* _TASK OBJECTIVE_: Type out the material below exactly.
┌──
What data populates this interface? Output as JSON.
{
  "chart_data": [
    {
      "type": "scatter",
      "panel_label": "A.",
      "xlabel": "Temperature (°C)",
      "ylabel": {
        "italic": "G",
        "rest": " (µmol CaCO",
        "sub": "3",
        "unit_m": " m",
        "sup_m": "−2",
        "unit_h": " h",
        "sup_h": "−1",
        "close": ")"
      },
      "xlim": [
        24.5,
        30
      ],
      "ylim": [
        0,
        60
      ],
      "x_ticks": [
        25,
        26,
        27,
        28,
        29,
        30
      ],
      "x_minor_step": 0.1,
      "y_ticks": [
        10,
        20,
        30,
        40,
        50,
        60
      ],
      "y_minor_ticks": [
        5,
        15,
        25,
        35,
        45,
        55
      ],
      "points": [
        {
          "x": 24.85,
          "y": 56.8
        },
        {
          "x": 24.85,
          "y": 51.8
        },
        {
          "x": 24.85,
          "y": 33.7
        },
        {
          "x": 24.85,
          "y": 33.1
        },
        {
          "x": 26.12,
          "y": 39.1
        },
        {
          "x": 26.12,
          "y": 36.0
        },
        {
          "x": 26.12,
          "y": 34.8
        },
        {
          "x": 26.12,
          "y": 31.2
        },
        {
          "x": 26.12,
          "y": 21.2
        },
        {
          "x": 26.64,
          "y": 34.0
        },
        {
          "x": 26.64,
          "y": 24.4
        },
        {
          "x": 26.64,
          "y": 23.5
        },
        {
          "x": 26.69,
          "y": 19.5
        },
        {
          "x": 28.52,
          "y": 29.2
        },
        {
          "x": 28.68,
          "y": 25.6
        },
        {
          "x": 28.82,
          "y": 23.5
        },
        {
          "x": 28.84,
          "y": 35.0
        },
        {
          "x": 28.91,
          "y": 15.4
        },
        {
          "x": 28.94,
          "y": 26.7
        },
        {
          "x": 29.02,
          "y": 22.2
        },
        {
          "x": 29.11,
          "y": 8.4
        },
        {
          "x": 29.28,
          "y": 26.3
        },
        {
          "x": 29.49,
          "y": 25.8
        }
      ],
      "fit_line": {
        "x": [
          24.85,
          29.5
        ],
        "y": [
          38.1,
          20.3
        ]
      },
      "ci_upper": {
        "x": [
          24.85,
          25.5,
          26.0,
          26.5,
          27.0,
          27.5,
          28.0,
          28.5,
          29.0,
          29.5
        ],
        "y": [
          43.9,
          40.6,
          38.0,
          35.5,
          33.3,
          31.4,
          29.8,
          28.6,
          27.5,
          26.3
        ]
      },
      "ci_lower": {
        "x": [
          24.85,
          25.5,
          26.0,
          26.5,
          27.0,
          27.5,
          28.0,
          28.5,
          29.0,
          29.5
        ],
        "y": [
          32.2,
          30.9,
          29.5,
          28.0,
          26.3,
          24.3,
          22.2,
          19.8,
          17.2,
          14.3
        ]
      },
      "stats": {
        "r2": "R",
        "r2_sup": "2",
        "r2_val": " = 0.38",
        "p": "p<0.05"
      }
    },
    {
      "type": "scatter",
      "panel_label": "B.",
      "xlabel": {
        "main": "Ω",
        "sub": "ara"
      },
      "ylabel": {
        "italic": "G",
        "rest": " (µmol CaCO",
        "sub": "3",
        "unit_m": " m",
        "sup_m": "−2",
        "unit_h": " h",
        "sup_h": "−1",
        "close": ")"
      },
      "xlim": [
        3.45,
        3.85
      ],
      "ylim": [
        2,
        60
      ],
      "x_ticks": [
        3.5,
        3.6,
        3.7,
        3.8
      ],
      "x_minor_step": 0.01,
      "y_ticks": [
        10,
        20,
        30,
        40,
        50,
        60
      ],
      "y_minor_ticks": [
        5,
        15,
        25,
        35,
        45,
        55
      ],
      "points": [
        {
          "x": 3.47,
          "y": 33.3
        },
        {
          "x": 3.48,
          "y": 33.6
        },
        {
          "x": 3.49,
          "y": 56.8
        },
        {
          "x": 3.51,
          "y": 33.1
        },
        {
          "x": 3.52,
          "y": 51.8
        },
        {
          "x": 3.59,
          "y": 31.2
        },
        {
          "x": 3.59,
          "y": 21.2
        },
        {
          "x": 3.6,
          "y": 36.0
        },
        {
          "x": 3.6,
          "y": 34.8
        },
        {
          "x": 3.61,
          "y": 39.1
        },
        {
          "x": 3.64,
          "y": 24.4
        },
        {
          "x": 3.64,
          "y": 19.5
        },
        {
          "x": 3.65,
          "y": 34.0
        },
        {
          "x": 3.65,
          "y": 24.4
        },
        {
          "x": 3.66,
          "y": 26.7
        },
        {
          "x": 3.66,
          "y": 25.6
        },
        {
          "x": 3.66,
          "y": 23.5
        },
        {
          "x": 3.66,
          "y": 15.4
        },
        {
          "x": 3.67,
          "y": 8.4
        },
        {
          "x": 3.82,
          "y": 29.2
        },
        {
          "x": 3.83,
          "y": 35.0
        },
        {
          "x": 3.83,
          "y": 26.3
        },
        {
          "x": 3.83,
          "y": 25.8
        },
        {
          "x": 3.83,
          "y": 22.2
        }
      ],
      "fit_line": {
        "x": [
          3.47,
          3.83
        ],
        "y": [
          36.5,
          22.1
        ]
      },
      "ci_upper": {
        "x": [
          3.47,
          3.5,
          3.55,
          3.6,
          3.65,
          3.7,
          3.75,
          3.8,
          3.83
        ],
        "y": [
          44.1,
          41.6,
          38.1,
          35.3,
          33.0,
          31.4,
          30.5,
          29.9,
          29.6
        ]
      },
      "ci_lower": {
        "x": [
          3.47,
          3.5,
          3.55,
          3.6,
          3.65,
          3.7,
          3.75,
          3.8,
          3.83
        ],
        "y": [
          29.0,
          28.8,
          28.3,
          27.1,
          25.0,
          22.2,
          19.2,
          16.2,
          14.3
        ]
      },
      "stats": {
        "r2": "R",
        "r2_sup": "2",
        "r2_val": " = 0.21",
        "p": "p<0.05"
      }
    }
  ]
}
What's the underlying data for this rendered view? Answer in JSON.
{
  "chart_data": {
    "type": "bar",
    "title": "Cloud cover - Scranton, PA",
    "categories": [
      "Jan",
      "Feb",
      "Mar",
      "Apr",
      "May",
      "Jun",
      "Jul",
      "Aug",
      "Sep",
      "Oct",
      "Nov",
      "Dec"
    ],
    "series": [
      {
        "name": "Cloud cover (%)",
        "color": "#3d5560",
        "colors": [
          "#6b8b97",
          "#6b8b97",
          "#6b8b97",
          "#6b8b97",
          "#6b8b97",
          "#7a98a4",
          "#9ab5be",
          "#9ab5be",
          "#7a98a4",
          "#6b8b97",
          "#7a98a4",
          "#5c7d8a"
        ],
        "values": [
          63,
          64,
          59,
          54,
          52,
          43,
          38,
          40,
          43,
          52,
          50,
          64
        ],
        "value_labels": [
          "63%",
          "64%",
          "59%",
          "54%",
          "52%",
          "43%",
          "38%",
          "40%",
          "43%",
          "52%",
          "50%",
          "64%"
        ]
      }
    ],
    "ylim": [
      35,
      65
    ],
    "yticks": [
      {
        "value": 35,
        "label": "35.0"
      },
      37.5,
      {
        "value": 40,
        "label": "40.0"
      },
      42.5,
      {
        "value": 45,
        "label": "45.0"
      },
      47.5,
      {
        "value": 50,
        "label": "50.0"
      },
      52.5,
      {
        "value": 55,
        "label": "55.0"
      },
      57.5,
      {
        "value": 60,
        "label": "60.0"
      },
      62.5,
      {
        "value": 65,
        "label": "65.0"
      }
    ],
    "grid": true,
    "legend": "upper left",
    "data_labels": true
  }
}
└──
* _TASK OUTPUT_:
What data populates this interface? Output as JSON.
{
  "chart_data": [
    {
      "type": "scatter",
      "panel_label": "A.",
      "xlabel": "Temperature (°C)",
      "ylabel": {
        "italic": "G",
        "rest": " (µmol CaCO",
        "sub": "3",
        "unit_m": " m",
        "sup_m": "−2",
        "unit_h": " h",
        "sup_h": "−1",
        "close": ")"
      },
      "xlim": [
        24.5,
        30
      ],
      "ylim": [
        0,
        60
      ],
      "x_ticks": [
        25,
        26,
        27,
        28,
        29,
        30
      ],
      "x_minor_step": 0.1,
      "y_ticks": [
        10,
        20,
        30,
        40,
        50,
        60
      ],
      "y_minor_ticks": [
        5,
        15,
        25,
        35,
        45,
        55
      ],
      "points": [
        {
          "x": 24.85,
          "y": 56.8
        },
        {
          "x": 24.85,
          "y": 51.8
        },
        {
          "x": 24.85,
          "y": 33.7
        },
        {
          "x": 24.85,
          "y": 33.1
        },
        {
          "x": 26.12,
          "y": 39.1
        },
        {
          "x": 26.12,
          "y": 36.0
        },
        {
          "x": 26.12,
          "y": 34.8
        },
        {
          "x": 26.12,
          "y": 31.2
        },
        {
          "x": 26.12,
          "y": 21.2
        },
        {
          "x": 26.64,
          "y": 34.0
        },
        {
          "x": 26.64,
          "y": 24.4
        },
        {
          "x": 26.64,
          "y": 23.5
        },
        {
          "x": 26.69,
          "y": 19.5
        },
        {
          "x": 28.52,
          "y": 29.2
        },
        {
          "x": 28.68,
          "y": 25.6
        },
        {
          "x": 28.82,
          "y": 23.5
        },
        {
          "x": 28.84,
          "y": 35.0
        },
        {
          "x": 28.91,
          "y": 15.4
        },
        {
          "x": 28.94,
          "y": 26.7
        },
        {
          "x": 29.02,
          "y": 22.2
        },
        {
          "x": 29.11,
          "y": 8.4
        },
        {
          "x": 29.28,
          "y": 26.3
        },
        {
          "x": 29.49,
          "y": 25.8
        }
      ],
      "fit_line": {
        "x": [
          24.85,
          29.5
        ],
        "y": [
          38.1,
          20.3
        ]
      },
      "ci_upper": {
        "x": [
          24.85,
          25.5,
          26.0,
          26.5,
          27.0,
          27.5,
          28.0,
          28.5,
          29.0,
          29.5
        ],
        "y": [
          43.9,
          40.6,
          38.0,
          35.5,
          33.3,
          31.4,
          29.8,
          28.6,
          27.5,
          26.3
        ]
      },
      "ci_lower": {
        "x": [
          24.85,
          25.5,
          26.0,
          26.5,
          27.0,
          27.5,
          28.0,
          28.5,
          29.0,
          29.5
        ],
        "y": [
          32.2,
          30.9,
          29.5,
          28.0,
          26.3,
          24.3,
          22.2,
          19.8,
          17.2,
          14.3
        ]
      },
      "stats": {
        "r2": "R",
        "r2_sup": "2",
        "r2_val": " = 0.38",
        "p": "p<0.05"
      }
    },
    {
      "type": "scatter",
      "panel_label": "B.",
      "xlabel": {
        "main": "Ω",
        "sub": "ara"
      },
      "ylabel": {
        "italic": "G",
        "rest": " (µmol CaCO",
        "sub": "3",
        "unit_m": " m",
        "sup_m": "−2",
        "unit_h": " h",
        "sup_h": "−1",
        "close": ")"
      },
      "xlim": [
        3.45,
        3.85
      ],
      "ylim": [
        2,
        60
      ],
      "x_ticks": [
        3.5,
        3.6,
        3.7,
        3.8
      ],
      "x_minor_step": 0.01,
      "y_ticks": [
        10,
        20,
        30,
        40,
        50,
        60
      ],
      "y_minor_ticks": [
        5,
        15,
        25,
        35,
        45,
        55
      ],
      "points": [
        {
          "x": 3.47,
          "y": 33.3
        },
        {
          "x": 3.48,
          "y": 33.6
        },
        {
          "x": 3.49,
          "y": 56.8
        },
        {
          "x": 3.51,
          "y": 33.1
        },
        {
          "x": 3.52,
          "y": 51.8
        },
        {
          "x": 3.59,
          "y": 31.2
        },
        {
          "x": 3.59,
          "y": 21.2
        },
        {
          "x": 3.6,
          "y": 36.0
        },
        {
          "x": 3.6,
          "y": 34.8
        },
        {
          "x": 3.61,
          "y": 39.1
        },
        {
          "x": 3.64,
          "y": 24.4
        },
        {
          "x": 3.64,
          "y": 19.5
        },
        {
          "x": 3.65,
          "y": 34.0
        },
        {
          "x": 3.65,
          "y": 24.4
        },
        {
          "x": 3.66,
          "y": 26.7
        },
        {
          "x": 3.66,
          "y": 25.6
        },
        {
          "x": 3.66,
          "y": 23.5
        },
        {
          "x": 3.66,
          "y": 15.4
        },
        {
          "x": 3.67,
          "y": 8.4
        },
        {
          "x": 3.82,
          "y": 29.2
        },
        {
          "x": 3.83,
          "y": 35.0
        },
        {
          "x": 3.83,
          "y": 26.3
        },
        {
          "x": 3.83,
          "y": 25.8
        },
        {
          "x": 3.83,
          "y": 22.2
        }
      ],
      "fit_line": {
        "x": [
          3.47,
          3.83
        ],
        "y": [
          36.5,
          22.1
        ]
      },
      "ci_upper": {
        "x": [
          3.47,
          3.5,
          3.55,
          3.6,
          3.65,
          3.7,
          3.75,
          3.8,
          3.83
        ],
        "y": [
          44.1,
          41.6,
          38.1,
          35.3,
          33.0,
          31.4,
          30.5,
          29.9,
          29.6
        ]
      },
      "ci_lower": {
        "x": [
          3.47,
          3.5,
          3.55,
          3.6,
          3.65,
          3.7,
          3.75,
          3.8,
          3.83
        ],
        "y": [
          29.0,
          28.8,
          28.3,
          27.1,
          25.0,
          22.2,
          19.2,
          16.2,
          14.3
        ]
      },
      "stats": {
        "r2": "R",
        "r2_sup": "2",
        "r2_val": " = 0.21",
        "p": "p<0.05"
      }
    }
  ]
}
What's the underlying data for this rendered view? Answer in JSON.
{
  "chart_data": {
    "type": "bar",
    "title": "Cloud cover - Scranton, PA",
    "categories": [
      "Jan",
      "Feb",
      "Mar",
      "Apr",
      "May",
      "Jun",
      "Jul",
      "Aug",
      "Sep",
      "Oct",
      "Nov",
      "Dec"
    ],
    "series": [
      {
        "name": "Cloud cover (%)",
        "color": "#3d5560",
        "colors": [
          "#6b8b97",
          "#6b8b97",
          "#6b8b97",
          "#6b8b97",
          "#6b8b97",
          "#7a98a4",
          "#9ab5be",
          "#9ab5be",
          "#7a98a4",
          "#6b8b97",
          "#7a98a4",
          "#5c7d8a"
        ],
        "values": [
          63,
          64,
          59,
          54,
          52,
          43,
          38,
          40,
          43,
          52,
          50,
          64
        ],
        "value_labels": [
          "63%",
          "64%",
          "59%",
          "54%",
          "52%",
          "43%",
          "38%",
          "40%",
          "43%",
          "52%",
          "50%",
          "64%"
        ]
      }
    ],
    "ylim": [
      35,
      65
    ],
    "yticks": [
      {
        "value": 35,
        "label": "35.0"
      },
      37.5,
      {
        "value": 40,
        "label": "40.0"
      },
      42.5,
      {
        "value": 45,
        "label": "45.0"
      },
      47.5,
      {
        "value": 50,
        "label": "50.0"
      },
      52.5,
      {
        "value": 55,
        "label": "55.0"
      },
      57.5,
      {
        "value": 60,
        "label": "60.0"
      },
      62.5,
      {
        "value": 65,
        "label": "65.0"
      }
    ],
    "grid": true,
    "legend": "upper left",
    "data_labels": true
  }
}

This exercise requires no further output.